» **WORK INSTRUCTION**: Which of the lines below mention the word "this"? Pull each one out.

» **RAW DATA**:
________________________

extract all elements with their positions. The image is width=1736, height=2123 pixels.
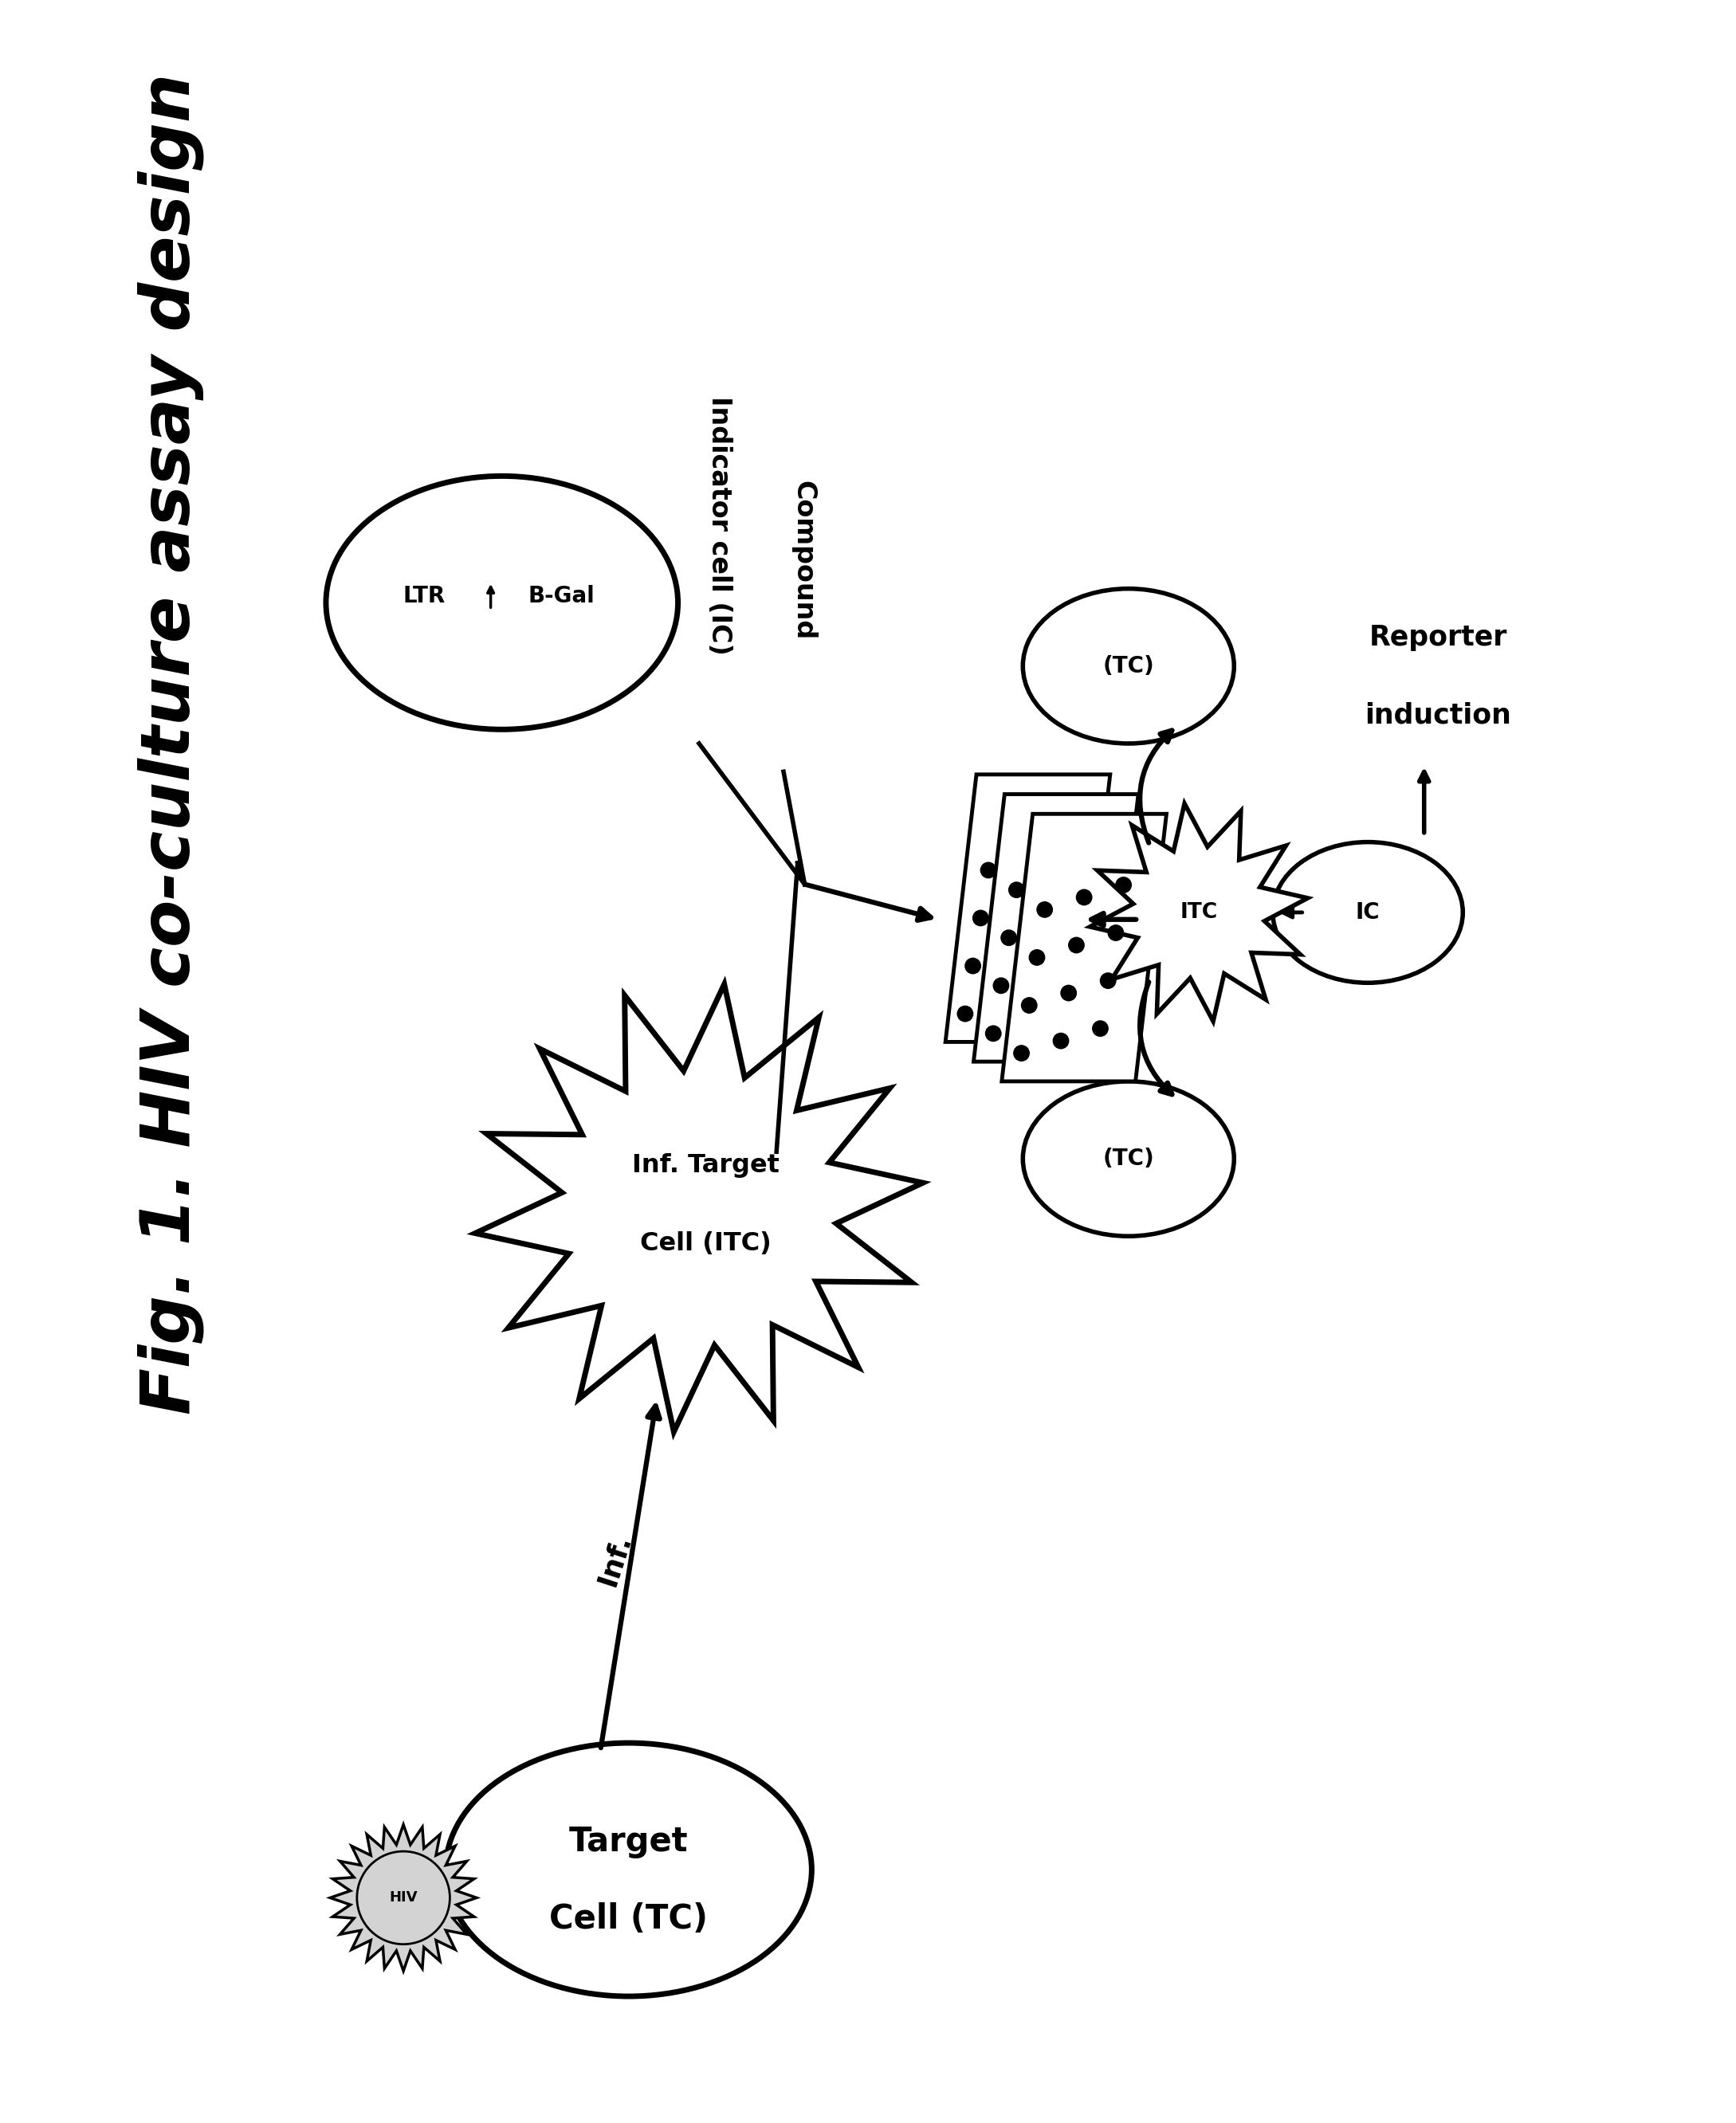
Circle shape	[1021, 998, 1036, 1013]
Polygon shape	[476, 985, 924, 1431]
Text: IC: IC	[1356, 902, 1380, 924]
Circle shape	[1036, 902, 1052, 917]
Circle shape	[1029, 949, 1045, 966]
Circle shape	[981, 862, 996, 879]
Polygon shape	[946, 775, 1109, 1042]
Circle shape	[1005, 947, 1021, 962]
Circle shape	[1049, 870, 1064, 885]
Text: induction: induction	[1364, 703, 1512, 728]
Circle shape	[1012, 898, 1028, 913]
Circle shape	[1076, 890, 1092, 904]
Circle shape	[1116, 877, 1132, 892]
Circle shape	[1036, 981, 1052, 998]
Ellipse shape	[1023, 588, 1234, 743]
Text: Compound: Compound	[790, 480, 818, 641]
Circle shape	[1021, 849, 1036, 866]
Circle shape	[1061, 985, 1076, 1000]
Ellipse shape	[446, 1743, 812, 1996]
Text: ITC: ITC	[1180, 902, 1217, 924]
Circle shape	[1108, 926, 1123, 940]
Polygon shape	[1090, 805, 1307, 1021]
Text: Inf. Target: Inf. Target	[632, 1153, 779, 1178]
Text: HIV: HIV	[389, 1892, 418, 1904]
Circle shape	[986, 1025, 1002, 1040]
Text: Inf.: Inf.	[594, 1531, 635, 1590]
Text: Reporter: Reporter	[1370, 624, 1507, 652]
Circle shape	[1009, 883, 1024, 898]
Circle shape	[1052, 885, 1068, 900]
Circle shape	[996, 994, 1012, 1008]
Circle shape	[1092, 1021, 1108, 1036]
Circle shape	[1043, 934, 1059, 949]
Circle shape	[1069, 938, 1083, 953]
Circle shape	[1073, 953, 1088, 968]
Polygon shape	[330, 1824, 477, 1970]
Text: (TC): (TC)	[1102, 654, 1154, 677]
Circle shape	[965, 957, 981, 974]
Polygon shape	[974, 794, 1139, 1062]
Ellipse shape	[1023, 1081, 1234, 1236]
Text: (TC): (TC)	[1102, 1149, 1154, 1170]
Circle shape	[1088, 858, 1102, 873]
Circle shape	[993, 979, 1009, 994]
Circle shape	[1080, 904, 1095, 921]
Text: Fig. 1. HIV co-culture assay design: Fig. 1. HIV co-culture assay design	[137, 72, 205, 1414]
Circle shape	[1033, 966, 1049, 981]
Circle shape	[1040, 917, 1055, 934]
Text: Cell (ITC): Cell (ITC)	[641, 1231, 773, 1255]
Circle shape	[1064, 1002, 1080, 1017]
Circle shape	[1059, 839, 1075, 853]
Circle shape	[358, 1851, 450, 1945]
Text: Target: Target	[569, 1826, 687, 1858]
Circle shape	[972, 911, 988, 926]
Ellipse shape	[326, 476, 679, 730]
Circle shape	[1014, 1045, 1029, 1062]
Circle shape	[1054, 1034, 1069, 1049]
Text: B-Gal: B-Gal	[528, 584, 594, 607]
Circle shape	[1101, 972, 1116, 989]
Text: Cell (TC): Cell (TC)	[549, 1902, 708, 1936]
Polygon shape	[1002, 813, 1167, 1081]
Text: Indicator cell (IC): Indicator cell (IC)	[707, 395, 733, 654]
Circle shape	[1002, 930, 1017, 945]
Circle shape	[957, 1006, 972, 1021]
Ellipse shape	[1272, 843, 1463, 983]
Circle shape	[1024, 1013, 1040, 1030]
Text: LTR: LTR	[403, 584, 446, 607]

________________________

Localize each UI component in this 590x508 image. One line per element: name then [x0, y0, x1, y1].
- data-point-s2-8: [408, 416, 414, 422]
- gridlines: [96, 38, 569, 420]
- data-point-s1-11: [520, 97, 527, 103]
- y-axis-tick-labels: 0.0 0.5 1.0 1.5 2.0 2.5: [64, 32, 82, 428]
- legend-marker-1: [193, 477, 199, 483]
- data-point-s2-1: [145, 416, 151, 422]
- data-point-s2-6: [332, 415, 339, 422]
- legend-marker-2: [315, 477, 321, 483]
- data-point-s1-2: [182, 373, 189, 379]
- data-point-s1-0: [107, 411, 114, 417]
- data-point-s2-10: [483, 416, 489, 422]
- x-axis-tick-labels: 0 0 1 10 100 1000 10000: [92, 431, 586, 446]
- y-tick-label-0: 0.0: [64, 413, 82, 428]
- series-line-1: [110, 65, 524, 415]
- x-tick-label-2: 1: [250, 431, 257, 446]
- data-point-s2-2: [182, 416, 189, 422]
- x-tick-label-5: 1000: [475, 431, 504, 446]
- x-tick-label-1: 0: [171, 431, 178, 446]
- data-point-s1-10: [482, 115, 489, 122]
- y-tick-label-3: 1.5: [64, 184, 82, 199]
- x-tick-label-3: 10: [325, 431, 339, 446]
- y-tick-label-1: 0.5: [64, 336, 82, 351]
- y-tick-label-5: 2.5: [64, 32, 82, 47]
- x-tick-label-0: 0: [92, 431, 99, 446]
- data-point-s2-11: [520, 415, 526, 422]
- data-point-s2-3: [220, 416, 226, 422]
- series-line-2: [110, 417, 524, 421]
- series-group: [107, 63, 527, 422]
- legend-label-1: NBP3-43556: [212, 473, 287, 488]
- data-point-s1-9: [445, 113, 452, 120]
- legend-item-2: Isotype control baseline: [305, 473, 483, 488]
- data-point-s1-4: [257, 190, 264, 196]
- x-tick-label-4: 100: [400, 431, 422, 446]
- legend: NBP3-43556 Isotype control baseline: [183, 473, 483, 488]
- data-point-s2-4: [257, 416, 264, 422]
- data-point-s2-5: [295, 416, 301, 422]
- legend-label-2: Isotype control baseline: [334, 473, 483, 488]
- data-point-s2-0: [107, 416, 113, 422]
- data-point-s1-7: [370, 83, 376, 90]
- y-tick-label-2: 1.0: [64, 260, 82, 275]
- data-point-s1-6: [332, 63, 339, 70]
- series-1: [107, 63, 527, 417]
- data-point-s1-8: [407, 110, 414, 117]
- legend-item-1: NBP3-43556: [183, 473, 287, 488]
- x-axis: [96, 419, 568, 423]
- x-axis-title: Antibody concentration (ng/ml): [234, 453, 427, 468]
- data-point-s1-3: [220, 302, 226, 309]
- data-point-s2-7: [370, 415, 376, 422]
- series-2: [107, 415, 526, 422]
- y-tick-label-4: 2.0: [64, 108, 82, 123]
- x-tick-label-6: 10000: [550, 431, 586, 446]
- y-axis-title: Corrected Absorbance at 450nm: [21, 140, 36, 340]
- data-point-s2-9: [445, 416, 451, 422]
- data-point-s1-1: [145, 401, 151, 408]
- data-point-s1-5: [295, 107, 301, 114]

________________________

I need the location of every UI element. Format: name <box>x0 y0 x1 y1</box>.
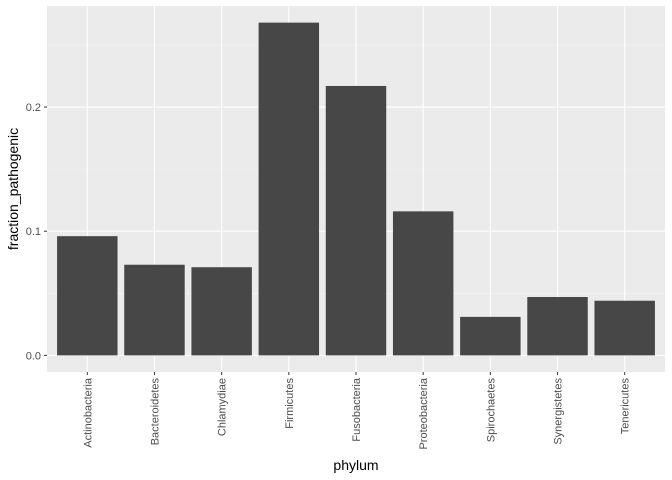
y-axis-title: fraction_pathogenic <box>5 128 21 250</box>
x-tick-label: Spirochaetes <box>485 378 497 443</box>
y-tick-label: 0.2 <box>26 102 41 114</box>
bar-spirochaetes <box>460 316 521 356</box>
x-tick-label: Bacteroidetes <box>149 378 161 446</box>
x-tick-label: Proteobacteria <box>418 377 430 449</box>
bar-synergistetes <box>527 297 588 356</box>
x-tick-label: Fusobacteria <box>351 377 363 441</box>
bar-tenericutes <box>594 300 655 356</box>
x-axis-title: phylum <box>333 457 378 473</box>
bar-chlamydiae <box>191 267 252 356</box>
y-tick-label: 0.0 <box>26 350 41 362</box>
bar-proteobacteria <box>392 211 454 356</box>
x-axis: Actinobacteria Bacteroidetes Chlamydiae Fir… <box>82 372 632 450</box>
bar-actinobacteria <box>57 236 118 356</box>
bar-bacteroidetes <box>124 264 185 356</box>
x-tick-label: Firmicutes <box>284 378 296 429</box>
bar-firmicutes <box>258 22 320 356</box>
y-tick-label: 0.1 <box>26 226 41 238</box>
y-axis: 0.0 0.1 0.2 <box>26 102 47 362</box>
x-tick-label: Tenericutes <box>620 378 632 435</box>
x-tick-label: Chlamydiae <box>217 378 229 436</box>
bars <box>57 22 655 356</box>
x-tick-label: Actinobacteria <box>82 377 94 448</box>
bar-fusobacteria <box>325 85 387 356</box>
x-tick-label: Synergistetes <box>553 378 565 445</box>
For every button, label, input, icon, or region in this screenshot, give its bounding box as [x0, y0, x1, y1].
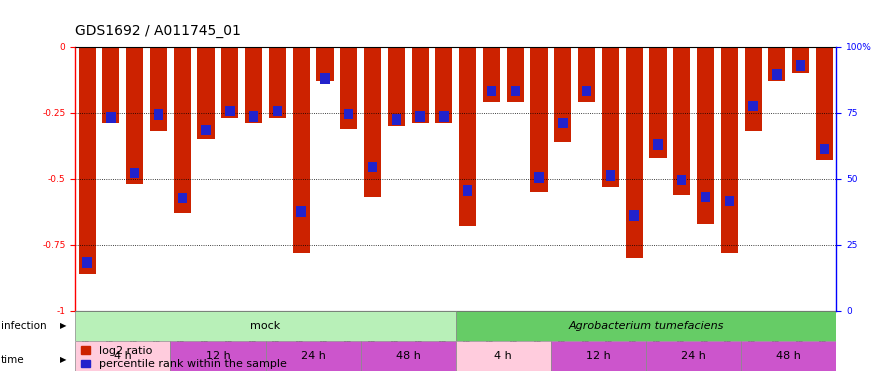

________________________

» **WRITTEN ANSWER**:
Localize each UI component in this 590x508 image. One line per element: name then [x0, y0, x1, y1].
For every button, label, input, icon, or region in this screenshot, give its bounding box as [x0, y0, x1, y1].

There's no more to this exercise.